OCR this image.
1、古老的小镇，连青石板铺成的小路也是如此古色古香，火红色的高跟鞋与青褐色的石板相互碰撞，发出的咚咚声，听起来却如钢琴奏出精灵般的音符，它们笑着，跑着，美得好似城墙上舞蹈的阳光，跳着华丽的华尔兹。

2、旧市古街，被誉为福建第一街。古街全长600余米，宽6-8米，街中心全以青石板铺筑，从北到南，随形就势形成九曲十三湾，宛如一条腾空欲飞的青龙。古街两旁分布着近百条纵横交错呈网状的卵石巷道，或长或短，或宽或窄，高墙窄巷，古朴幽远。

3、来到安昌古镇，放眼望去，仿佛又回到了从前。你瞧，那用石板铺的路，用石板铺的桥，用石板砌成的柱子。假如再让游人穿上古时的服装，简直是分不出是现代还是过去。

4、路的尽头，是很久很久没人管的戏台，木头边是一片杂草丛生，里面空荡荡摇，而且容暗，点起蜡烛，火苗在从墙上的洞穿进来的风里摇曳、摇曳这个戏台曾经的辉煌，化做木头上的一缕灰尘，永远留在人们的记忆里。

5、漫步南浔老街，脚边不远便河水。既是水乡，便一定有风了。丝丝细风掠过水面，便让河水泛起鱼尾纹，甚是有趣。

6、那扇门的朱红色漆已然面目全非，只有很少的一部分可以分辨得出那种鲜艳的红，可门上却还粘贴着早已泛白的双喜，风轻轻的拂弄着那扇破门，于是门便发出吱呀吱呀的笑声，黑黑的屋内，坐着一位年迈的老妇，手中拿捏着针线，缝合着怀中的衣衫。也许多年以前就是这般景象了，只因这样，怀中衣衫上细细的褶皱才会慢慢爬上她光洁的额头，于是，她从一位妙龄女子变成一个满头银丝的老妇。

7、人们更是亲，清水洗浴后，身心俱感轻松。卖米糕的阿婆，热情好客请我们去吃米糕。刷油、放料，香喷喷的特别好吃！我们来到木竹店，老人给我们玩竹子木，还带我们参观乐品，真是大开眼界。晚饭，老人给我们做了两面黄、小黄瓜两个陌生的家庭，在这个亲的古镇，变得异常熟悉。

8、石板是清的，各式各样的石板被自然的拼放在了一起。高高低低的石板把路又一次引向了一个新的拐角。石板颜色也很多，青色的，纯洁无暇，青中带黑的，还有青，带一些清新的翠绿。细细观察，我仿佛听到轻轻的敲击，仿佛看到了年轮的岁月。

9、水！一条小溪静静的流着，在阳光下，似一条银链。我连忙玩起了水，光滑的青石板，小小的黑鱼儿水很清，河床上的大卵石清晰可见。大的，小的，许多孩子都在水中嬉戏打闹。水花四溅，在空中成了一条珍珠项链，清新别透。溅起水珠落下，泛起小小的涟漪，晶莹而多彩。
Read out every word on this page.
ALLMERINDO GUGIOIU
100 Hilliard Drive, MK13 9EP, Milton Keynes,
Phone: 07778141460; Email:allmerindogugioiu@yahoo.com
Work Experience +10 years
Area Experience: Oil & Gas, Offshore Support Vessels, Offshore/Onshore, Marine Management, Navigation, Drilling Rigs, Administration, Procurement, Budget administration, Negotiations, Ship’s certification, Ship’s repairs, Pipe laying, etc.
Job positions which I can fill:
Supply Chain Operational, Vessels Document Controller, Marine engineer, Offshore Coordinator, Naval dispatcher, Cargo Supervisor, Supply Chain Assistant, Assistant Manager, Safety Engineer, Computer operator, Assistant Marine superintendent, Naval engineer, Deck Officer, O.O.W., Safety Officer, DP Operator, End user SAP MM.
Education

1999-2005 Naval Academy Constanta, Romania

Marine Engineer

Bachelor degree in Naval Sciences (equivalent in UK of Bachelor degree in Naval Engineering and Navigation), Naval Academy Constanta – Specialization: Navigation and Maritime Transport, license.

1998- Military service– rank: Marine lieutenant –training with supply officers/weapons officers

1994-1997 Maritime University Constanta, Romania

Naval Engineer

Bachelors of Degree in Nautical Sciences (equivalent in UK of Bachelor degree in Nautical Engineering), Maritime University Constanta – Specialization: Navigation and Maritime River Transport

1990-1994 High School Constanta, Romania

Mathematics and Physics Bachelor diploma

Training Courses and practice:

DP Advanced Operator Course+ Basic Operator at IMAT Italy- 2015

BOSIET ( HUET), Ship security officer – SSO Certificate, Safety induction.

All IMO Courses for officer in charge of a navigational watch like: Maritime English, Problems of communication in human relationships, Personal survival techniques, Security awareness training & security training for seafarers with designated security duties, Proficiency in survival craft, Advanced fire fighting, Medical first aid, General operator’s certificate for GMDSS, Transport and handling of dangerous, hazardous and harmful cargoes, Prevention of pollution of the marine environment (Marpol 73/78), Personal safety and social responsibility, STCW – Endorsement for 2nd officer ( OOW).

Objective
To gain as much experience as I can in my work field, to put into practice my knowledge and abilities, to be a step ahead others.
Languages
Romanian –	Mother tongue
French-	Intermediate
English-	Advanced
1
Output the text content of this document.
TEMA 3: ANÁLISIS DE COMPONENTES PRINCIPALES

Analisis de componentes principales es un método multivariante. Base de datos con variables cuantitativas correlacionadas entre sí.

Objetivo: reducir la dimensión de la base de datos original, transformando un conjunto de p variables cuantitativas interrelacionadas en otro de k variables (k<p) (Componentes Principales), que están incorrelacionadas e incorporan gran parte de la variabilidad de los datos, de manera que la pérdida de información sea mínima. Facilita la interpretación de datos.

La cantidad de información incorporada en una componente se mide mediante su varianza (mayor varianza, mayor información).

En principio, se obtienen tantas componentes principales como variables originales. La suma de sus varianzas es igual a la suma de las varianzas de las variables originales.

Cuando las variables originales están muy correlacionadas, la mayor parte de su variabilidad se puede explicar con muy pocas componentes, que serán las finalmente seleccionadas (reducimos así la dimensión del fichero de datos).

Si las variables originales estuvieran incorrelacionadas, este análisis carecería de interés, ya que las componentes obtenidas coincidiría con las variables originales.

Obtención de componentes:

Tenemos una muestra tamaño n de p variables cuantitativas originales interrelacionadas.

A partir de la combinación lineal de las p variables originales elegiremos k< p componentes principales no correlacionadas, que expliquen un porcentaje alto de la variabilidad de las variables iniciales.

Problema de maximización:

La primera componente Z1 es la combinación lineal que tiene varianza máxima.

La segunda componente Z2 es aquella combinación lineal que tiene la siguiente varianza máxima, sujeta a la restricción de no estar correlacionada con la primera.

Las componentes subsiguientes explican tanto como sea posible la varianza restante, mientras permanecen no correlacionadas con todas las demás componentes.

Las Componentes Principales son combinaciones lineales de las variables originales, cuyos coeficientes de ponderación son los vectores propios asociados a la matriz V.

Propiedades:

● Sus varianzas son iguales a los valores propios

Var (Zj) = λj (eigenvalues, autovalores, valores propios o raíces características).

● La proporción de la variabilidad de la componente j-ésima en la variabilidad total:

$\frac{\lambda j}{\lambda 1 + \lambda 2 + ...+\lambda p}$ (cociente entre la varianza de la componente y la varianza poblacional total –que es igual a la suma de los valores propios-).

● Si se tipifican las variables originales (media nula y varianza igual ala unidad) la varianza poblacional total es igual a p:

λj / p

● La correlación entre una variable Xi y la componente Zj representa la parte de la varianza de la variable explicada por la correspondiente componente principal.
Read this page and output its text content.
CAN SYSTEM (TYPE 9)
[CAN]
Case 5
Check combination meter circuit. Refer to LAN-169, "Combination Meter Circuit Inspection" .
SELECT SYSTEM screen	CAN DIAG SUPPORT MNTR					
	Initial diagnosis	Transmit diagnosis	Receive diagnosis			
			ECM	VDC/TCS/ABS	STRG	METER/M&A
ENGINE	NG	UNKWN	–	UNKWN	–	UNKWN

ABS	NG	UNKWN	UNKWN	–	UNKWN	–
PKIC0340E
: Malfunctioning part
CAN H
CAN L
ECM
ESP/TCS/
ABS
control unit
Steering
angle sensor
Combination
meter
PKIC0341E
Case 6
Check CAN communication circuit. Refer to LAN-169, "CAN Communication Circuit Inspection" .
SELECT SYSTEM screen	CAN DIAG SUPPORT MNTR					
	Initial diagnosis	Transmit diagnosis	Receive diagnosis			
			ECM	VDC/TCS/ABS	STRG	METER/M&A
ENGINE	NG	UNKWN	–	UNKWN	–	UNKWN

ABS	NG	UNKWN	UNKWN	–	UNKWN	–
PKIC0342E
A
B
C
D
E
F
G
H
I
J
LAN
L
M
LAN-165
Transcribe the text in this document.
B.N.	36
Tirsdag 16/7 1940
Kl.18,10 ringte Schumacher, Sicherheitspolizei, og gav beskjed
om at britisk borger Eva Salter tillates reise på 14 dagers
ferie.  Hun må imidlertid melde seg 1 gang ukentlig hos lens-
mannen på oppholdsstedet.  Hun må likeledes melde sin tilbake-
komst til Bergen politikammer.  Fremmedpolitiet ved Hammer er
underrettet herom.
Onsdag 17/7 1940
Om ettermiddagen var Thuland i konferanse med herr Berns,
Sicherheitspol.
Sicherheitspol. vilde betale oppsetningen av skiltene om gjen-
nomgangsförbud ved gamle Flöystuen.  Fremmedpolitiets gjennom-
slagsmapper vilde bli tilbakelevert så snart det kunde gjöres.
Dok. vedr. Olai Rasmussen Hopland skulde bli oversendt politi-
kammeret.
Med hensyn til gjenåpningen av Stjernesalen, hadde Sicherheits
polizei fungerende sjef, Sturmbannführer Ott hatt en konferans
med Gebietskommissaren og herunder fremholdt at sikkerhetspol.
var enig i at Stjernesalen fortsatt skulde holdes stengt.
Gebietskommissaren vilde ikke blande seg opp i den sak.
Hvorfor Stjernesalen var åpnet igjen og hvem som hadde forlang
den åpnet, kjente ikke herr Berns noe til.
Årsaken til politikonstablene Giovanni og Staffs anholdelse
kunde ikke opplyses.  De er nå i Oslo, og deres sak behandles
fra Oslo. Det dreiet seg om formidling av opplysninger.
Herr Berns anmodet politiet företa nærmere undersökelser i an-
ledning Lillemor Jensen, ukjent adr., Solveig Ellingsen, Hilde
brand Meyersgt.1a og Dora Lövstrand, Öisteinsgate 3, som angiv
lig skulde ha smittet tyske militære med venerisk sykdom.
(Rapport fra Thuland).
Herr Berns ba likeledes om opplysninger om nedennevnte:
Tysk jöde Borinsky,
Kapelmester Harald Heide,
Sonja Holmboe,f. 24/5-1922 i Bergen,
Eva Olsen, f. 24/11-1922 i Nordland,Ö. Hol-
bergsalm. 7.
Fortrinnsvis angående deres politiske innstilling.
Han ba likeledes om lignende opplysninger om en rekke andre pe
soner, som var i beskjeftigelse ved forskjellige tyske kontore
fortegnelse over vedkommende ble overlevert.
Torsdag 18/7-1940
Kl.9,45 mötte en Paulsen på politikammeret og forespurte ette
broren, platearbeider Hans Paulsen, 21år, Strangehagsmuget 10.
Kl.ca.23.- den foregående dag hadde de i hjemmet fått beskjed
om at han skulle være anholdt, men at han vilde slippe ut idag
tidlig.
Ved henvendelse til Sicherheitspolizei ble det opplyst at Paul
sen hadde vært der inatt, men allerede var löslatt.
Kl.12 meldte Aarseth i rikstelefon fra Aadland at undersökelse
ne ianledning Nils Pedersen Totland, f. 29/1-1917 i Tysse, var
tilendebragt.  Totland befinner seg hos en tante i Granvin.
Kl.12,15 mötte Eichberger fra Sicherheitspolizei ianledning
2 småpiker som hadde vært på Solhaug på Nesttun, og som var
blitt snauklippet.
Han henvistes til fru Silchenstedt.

- [WORK TO COMPLETE] From the listing above, collect every line that mentions the word "communication".

- [FINAL RESULT]
All IMO Courses for officer in charge of a navigational watch like: Maritime English, Problems of communication in human relationships, Personal survival techniques, Security awareness training & security training for seafarers with designated security duties, Proficiency in survival craft, Advanced fire fighting, Medical first aid, General operator’s certificate for GMDSS, Transport and handling of dangerous, hazardous and harmful cargoes, Prevention of pollution of the marine environment (Marpol 73/78), Personal safety and social responsibility, STCW – Endorsement for 2nd officer ( OOW).
Check CAN communication circuit. Refer to LAN-169, "CAN Communication Circuit Inspection" .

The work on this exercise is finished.